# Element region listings
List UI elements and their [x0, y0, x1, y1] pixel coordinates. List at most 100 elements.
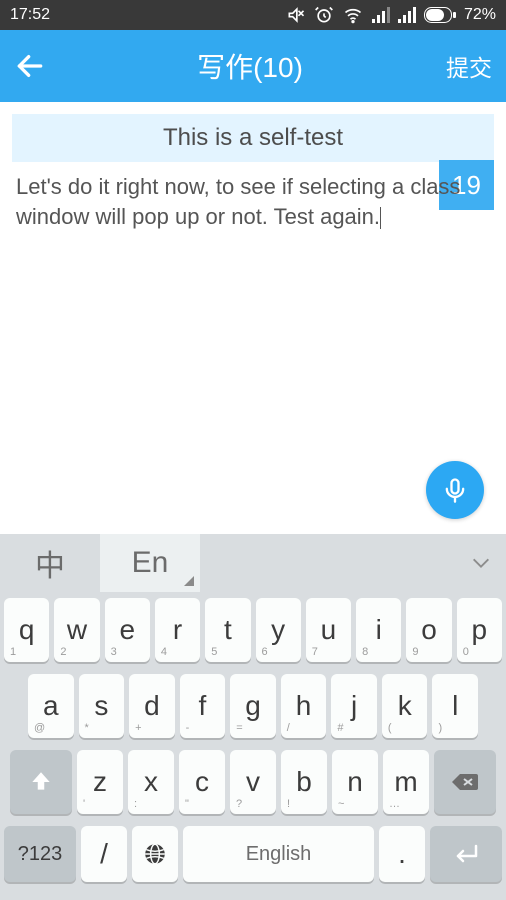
key-label: o — [421, 614, 437, 646]
key-sublabel: 4 — [161, 646, 167, 658]
key-u[interactable]: u7 — [306, 598, 351, 662]
shift-icon — [28, 769, 54, 795]
backspace-key[interactable] — [434, 750, 496, 814]
key-label: m — [394, 766, 417, 798]
key-sublabel: 0 — [463, 646, 469, 658]
key-label: c — [195, 766, 209, 798]
key-x[interactable]: x: — [128, 750, 174, 814]
key-sublabel: ~ — [338, 798, 344, 810]
key-t[interactable]: t5 — [205, 598, 250, 662]
key-h[interactable]: h/ — [281, 674, 327, 738]
keyboard-rows: q1w2e3r4t5y6u7i8o9p0 a@s*d+f-g=h/j#k(l) … — [0, 592, 506, 900]
keyboard-row-1: q1w2e3r4t5y6u7i8o9p0 — [4, 598, 502, 662]
status-bar: 17:52 72% — [0, 0, 506, 30]
microphone-icon — [441, 476, 469, 504]
key-k[interactable]: k( — [382, 674, 428, 738]
shift-key[interactable] — [10, 750, 72, 814]
keyboard: 中 En q1w2e3r4t5y6u7i8o9p0 a@s*d+f-g=h/j#… — [0, 534, 506, 900]
key-i[interactable]: i8 — [356, 598, 401, 662]
slash-label: / — [100, 838, 108, 870]
key-sublabel: ! — [287, 798, 290, 810]
key-a[interactable]: a@ — [28, 674, 74, 738]
key-e[interactable]: e3 — [105, 598, 150, 662]
key-l[interactable]: l) — [432, 674, 478, 738]
key-label: u — [321, 614, 337, 646]
key-label: k — [398, 690, 412, 722]
key-sublabel: ( — [388, 722, 392, 734]
keyboard-top-bar: 中 En — [0, 534, 506, 592]
lang-tab-en[interactable]: En — [100, 534, 200, 592]
key-label: q — [19, 614, 35, 646]
corner-icon — [184, 576, 194, 586]
key-label: d — [144, 690, 160, 722]
key-label: y — [271, 614, 285, 646]
key-label: x — [144, 766, 158, 798]
key-z[interactable]: z' — [77, 750, 123, 814]
app-header: 写作(10) 提交 — [0, 30, 506, 102]
content-area: This is a self-test 19 Let's do it right… — [0, 102, 506, 535]
space-label: English — [246, 843, 312, 866]
key-sublabel: / — [287, 722, 290, 734]
slash-key[interactable]: / — [81, 826, 127, 882]
symbols-label: ?123 — [18, 843, 63, 866]
key-s[interactable]: s* — [79, 674, 125, 738]
period-key[interactable]: . — [379, 826, 425, 882]
globe-icon — [142, 841, 168, 867]
key-b[interactable]: b! — [281, 750, 327, 814]
key-q[interactable]: q1 — [4, 598, 49, 662]
back-button[interactable] — [14, 50, 54, 82]
editor-content: Let's do it right now, to see if selecti… — [16, 174, 460, 229]
wifi-icon — [342, 5, 364, 25]
key-label: r — [173, 614, 182, 646]
key-v[interactable]: v? — [230, 750, 276, 814]
alarm-icon — [314, 5, 334, 25]
key-n[interactable]: n~ — [332, 750, 378, 814]
header-title: 写作(10) — [54, 46, 446, 86]
text-cursor — [380, 207, 381, 229]
key-sublabel: 1 — [10, 646, 16, 658]
key-label: w — [67, 614, 87, 646]
lang-tab-cn[interactable]: 中 — [0, 534, 100, 592]
keyboard-row-2: a@s*d+f-g=h/j#k(l) — [4, 674, 502, 738]
key-d[interactable]: d+ — [129, 674, 175, 738]
spacebar-key[interactable]: English — [183, 826, 374, 882]
key-label: g — [245, 690, 261, 722]
mic-button[interactable] — [426, 461, 484, 519]
key-sublabel: " — [185, 798, 189, 810]
keyboard-collapse[interactable] — [456, 552, 506, 574]
symbols-key[interactable]: ?123 — [4, 826, 76, 882]
key-sublabel: - — [186, 722, 190, 734]
key-c[interactable]: c" — [179, 750, 225, 814]
key-label: f — [199, 690, 207, 722]
key-label: h — [296, 690, 312, 722]
key-sublabel: 3 — [111, 646, 117, 658]
key-sublabel: * — [85, 722, 89, 734]
status-time: 17:52 — [10, 6, 286, 24]
banner: This is a self-test — [12, 114, 494, 162]
key-f[interactable]: f- — [180, 674, 226, 738]
key-w[interactable]: w2 — [54, 598, 99, 662]
backspace-icon — [450, 770, 480, 794]
status-indicators: 72% — [286, 5, 496, 25]
key-label: p — [472, 614, 488, 646]
key-sublabel: 6 — [262, 646, 268, 658]
key-g[interactable]: g= — [230, 674, 276, 738]
key-j[interactable]: j# — [331, 674, 377, 738]
key-o[interactable]: o9 — [406, 598, 451, 662]
key-sublabel: # — [337, 722, 343, 734]
editor-text[interactable]: Let's do it right now, to see if selecti… — [12, 162, 494, 241]
battery-pct: 72% — [464, 6, 496, 24]
globe-key[interactable] — [132, 826, 178, 882]
submit-button[interactable]: 提交 — [446, 49, 492, 83]
key-sublabel: = — [236, 722, 242, 734]
arrow-left-icon — [14, 50, 46, 82]
lang-cn-label: 中 — [35, 541, 65, 585]
key-m[interactable]: m… — [383, 750, 429, 814]
key-p[interactable]: p0 — [457, 598, 502, 662]
key-y[interactable]: y6 — [256, 598, 301, 662]
key-sublabel: 8 — [362, 646, 368, 658]
lang-en-label: En — [132, 546, 169, 580]
key-r[interactable]: r4 — [155, 598, 200, 662]
enter-key[interactable] — [430, 826, 502, 882]
key-sublabel: ) — [438, 722, 442, 734]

# WHAT TO DO
Quote the lines above word for word, omitting the pictures.

# WRITTEN ANSWER
List UI elements and their [x0, y0, x1, y1] pixel coordinates. List at most 100 elements.
key-label: o — [421, 614, 437, 646]
key-sublabel: 4 — [161, 646, 167, 658]
key-u[interactable]: u7 — [306, 598, 351, 662]
shift-icon — [28, 769, 54, 795]
backspace-key[interactable] — [434, 750, 496, 814]
key-label: m — [394, 766, 417, 798]
key-sublabel: 0 — [463, 646, 469, 658]
key-label: c — [195, 766, 209, 798]
key-x[interactable]: x: — [128, 750, 174, 814]
key-sublabel: ~ — [338, 798, 344, 810]
key-t[interactable]: t5 — [205, 598, 250, 662]
key-h[interactable]: h/ — [281, 674, 327, 738]
keyboard-rows: q1w2e3r4t5y6u7i8o9p0 a@s*d+f-g=h/j#k(l) … — [0, 592, 506, 900]
keyboard-row-1: q1w2e3r4t5y6u7i8o9p0 — [4, 598, 502, 662]
status-bar: 17:52 72% — [0, 0, 506, 30]
microphone-icon — [441, 476, 469, 504]
key-k[interactable]: k( — [382, 674, 428, 738]
shift-key[interactable] — [10, 750, 72, 814]
keyboard: 中 En q1w2e3r4t5y6u7i8o9p0 a@s*d+f-g=h/j#… — [0, 534, 506, 900]
key-i[interactable]: i8 — [356, 598, 401, 662]
slash-label: / — [100, 838, 108, 870]
key-sublabel: ! — [287, 798, 290, 810]
key-a[interactable]: a@ — [28, 674, 74, 738]
key-e[interactable]: e3 — [105, 598, 150, 662]
key-l[interactable]: l) — [432, 674, 478, 738]
key-label: u — [321, 614, 337, 646]
key-label: k — [398, 690, 412, 722]
key-sublabel: ( — [388, 722, 392, 734]
keyboard-top-bar: 中 En — [0, 534, 506, 592]
lang-tab-en[interactable]: En — [100, 534, 200, 592]
key-label: q — [19, 614, 35, 646]
corner-icon — [184, 576, 194, 586]
key-label: d — [144, 690, 160, 722]
key-label: y — [271, 614, 285, 646]
key-label: x — [144, 766, 158, 798]
key-z[interactable]: z' — [77, 750, 123, 814]
app-header: 写作(10) 提交 — [0, 30, 506, 102]
content-area: This is a self-test 19 Let's do it right… — [0, 102, 506, 535]
space-label: English — [246, 843, 312, 866]
key-sublabel: / — [287, 722, 290, 734]
slash-key[interactable]: / — [81, 826, 127, 882]
symbols-label: ?123 — [18, 843, 63, 866]
key-s[interactable]: s* — [79, 674, 125, 738]
period-key[interactable]: . — [379, 826, 425, 882]
globe-icon — [142, 841, 168, 867]
key-b[interactable]: b! — [281, 750, 327, 814]
key-q[interactable]: q1 — [4, 598, 49, 662]
back-button[interactable] — [14, 50, 54, 82]
editor-content: Let's do it right now, to see if selecti… — [16, 174, 460, 229]
wifi-icon — [342, 5, 364, 25]
key-label: r — [173, 614, 182, 646]
key-v[interactable]: v? — [230, 750, 276, 814]
alarm-icon — [314, 5, 334, 25]
key-n[interactable]: n~ — [332, 750, 378, 814]
header-title: 写作(10) — [54, 46, 446, 86]
text-cursor — [380, 207, 381, 229]
key-sublabel: 1 — [10, 646, 16, 658]
key-label: w — [67, 614, 87, 646]
lang-tab-cn[interactable]: 中 — [0, 534, 100, 592]
keyboard-row-2: a@s*d+f-g=h/j#k(l) — [4, 674, 502, 738]
key-d[interactable]: d+ — [129, 674, 175, 738]
spacebar-key[interactable]: English — [183, 826, 374, 882]
key-label: g — [245, 690, 261, 722]
mic-button[interactable] — [426, 461, 484, 519]
key-sublabel: " — [185, 798, 189, 810]
keyboard-collapse[interactable] — [456, 552, 506, 574]
symbols-key[interactable]: ?123 — [4, 826, 76, 882]
key-sublabel: - — [186, 722, 190, 734]
key-c[interactable]: c" — [179, 750, 225, 814]
key-label: f — [199, 690, 207, 722]
key-label: h — [296, 690, 312, 722]
key-sublabel: 3 — [111, 646, 117, 658]
key-sublabel: * — [85, 722, 89, 734]
status-time: 17:52 — [10, 6, 286, 24]
banner: This is a self-test — [12, 114, 494, 162]
key-f[interactable]: f- — [180, 674, 226, 738]
key-w[interactable]: w2 — [54, 598, 99, 662]
backspace-icon — [450, 770, 480, 794]
status-indicators: 72% — [286, 5, 496, 25]
key-label: p — [472, 614, 488, 646]
key-sublabel: 6 — [262, 646, 268, 658]
key-g[interactable]: g= — [230, 674, 276, 738]
key-j[interactable]: j# — [331, 674, 377, 738]
key-o[interactable]: o9 — [406, 598, 451, 662]
key-sublabel: # — [337, 722, 343, 734]
editor-text[interactable]: Let's do it right now, to see if selecti… — [12, 162, 494, 241]
battery-pct: 72% — [464, 6, 496, 24]
globe-key[interactable] — [132, 826, 178, 882]
submit-button[interactable]: 提交 — [446, 49, 492, 83]
key-sublabel: = — [236, 722, 242, 734]
arrow-left-icon — [14, 50, 46, 82]
lang-cn-label: 中 — [35, 541, 65, 585]
key-m[interactable]: m… — [383, 750, 429, 814]
key-p[interactable]: p0 — [457, 598, 502, 662]
key-y[interactable]: y6 — [256, 598, 301, 662]
key-sublabel: 8 — [362, 646, 368, 658]
lang-en-label: En — [132, 546, 169, 580]
key-r[interactable]: r4 — [155, 598, 200, 662]
enter-key[interactable] — [430, 826, 502, 882]
key-sublabel: ) — [438, 722, 442, 734]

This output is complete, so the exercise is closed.